[Extracted records]

-- Start --

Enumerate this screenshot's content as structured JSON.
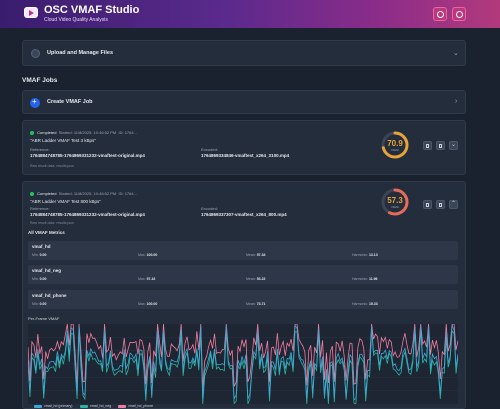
{
  "header": {
    "title": "OSC VMAF Studio",
    "subtitle": "Cloud Video Quality Analysis",
    "gradient_start": "#3a1d6e",
    "gradient_end": "#b23a7c"
  },
  "upload": {
    "label": "Upload and Manage Files"
  },
  "jobs_section": {
    "title": "VMAF Jobs"
  },
  "create": {
    "label": "Create VMAF Job"
  },
  "jobs": [
    {
      "status": "Completed",
      "started": "Started: 11/8/2025, 10:46:52 PM",
      "id": "ID: 1764...",
      "name": "\"ABR Ladder VMAF Test 3 kBps\"",
      "reference_label": "Reference:",
      "reference_value": "1764884748785-1764869331232-vmaftest-original.mp4",
      "encoded_label": "Encoded:",
      "encoded_value": "1764869334846-vmaftest_x264_3100.mp4",
      "raw_label": "Raw result data:",
      "raw_value": "results.json",
      "score": "70.9",
      "score_fraction": 0.709,
      "score_caption": "VMAF"
    },
    {
      "status": "Completed",
      "started": "Started: 11/8/2025, 10:46:52 PM",
      "id": "ID: 1764...",
      "name": "\"ABR Ladder VMAF Test 800 kBps\"",
      "reference_label": "Reference:",
      "reference_value": "1764884748785-1764869331232-vmaftest-original.mp4",
      "encoded_label": "Encoded:",
      "encoded_value": "1764869337307-vmaftest_x264_800.mp4",
      "raw_label": "Raw result data:",
      "raw_value": "results.json",
      "score": "57.3",
      "score_fraction": 0.573,
      "score_caption": "VMAF"
    }
  ],
  "metrics_title": "All VMAF Metrics",
  "metrics": [
    {
      "name": "vmaf_hd",
      "min": "0.00",
      "max": "100.00",
      "mean": "57.34",
      "harmonic": "13.13"
    },
    {
      "name": "vmaf_hd_neg",
      "min": "0.00",
      "max": "97.42",
      "mean": "53.22",
      "harmonic": "11.96"
    },
    {
      "name": "vmaf_hd_phone",
      "min": "0.00",
      "max": "100.00",
      "mean": "73.71",
      "harmonic": "15.33"
    }
  ],
  "labels": {
    "min": "Min:",
    "max": "Max:",
    "mean": "Mean:",
    "harmonic": "Harmonic:"
  },
  "chart_title": "Per-Frame VMAF",
  "chart_data": {
    "type": "line",
    "ylim": [
      0,
      100
    ],
    "series": [
      {
        "name": "vmaf_hd (primary)",
        "color": "#3fa7d6"
      },
      {
        "name": "vmaf_hd_neg",
        "color": "#2bb3a0"
      },
      {
        "name": "vmaf_hd_phone",
        "color": "#f07ca0"
      }
    ]
  },
  "colors": {
    "card": "#242d3b",
    "accent_blue": "#2563eb",
    "gauge_high": "#e8a23a",
    "gauge_low": "#e86a5a",
    "status_green": "#22c55e"
  }
}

-- End --

| What this task involves |
Give only the number of lines that include the word "mean".

| Output of the task |
4